**Supplied entries**.
==========

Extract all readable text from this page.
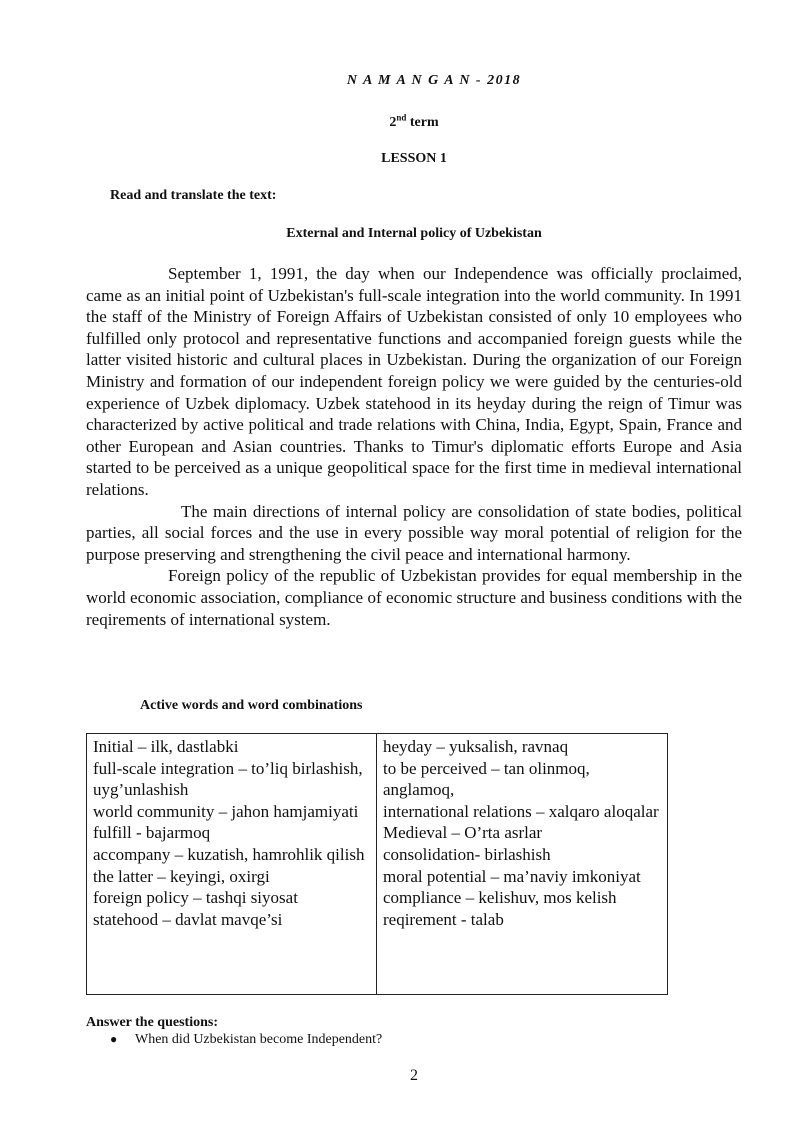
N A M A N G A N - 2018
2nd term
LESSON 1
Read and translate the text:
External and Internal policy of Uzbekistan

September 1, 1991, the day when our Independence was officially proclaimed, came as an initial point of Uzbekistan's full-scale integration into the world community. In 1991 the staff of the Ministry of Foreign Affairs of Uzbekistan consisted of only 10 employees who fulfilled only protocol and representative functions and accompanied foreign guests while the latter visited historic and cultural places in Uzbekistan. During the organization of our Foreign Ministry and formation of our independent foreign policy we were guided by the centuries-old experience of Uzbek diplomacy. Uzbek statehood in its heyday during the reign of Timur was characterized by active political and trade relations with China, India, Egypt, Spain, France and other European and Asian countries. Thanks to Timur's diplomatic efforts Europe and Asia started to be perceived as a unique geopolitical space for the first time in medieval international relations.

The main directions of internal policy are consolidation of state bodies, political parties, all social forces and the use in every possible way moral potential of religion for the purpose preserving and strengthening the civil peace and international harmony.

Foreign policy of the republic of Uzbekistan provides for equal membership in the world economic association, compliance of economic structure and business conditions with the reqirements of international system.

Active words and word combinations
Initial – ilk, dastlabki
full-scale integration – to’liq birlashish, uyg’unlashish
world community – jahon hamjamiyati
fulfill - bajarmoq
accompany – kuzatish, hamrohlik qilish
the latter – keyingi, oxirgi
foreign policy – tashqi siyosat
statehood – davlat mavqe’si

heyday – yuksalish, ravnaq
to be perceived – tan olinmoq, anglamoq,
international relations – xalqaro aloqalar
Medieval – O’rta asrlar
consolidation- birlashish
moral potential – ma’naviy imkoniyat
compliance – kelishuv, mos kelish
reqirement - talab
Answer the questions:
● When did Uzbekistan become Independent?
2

==========

**Task goal**.
Which lines contain the word "moral"? Copy each of them.

**Answer**.
The main directions of internal policy are consolidation of state bodies, political parties, all social forces and the use in every possible way moral potential of religion for the purpose preserving and strengthening the civil peace and international harmony.
moral potential – ma’naviy imkoniyat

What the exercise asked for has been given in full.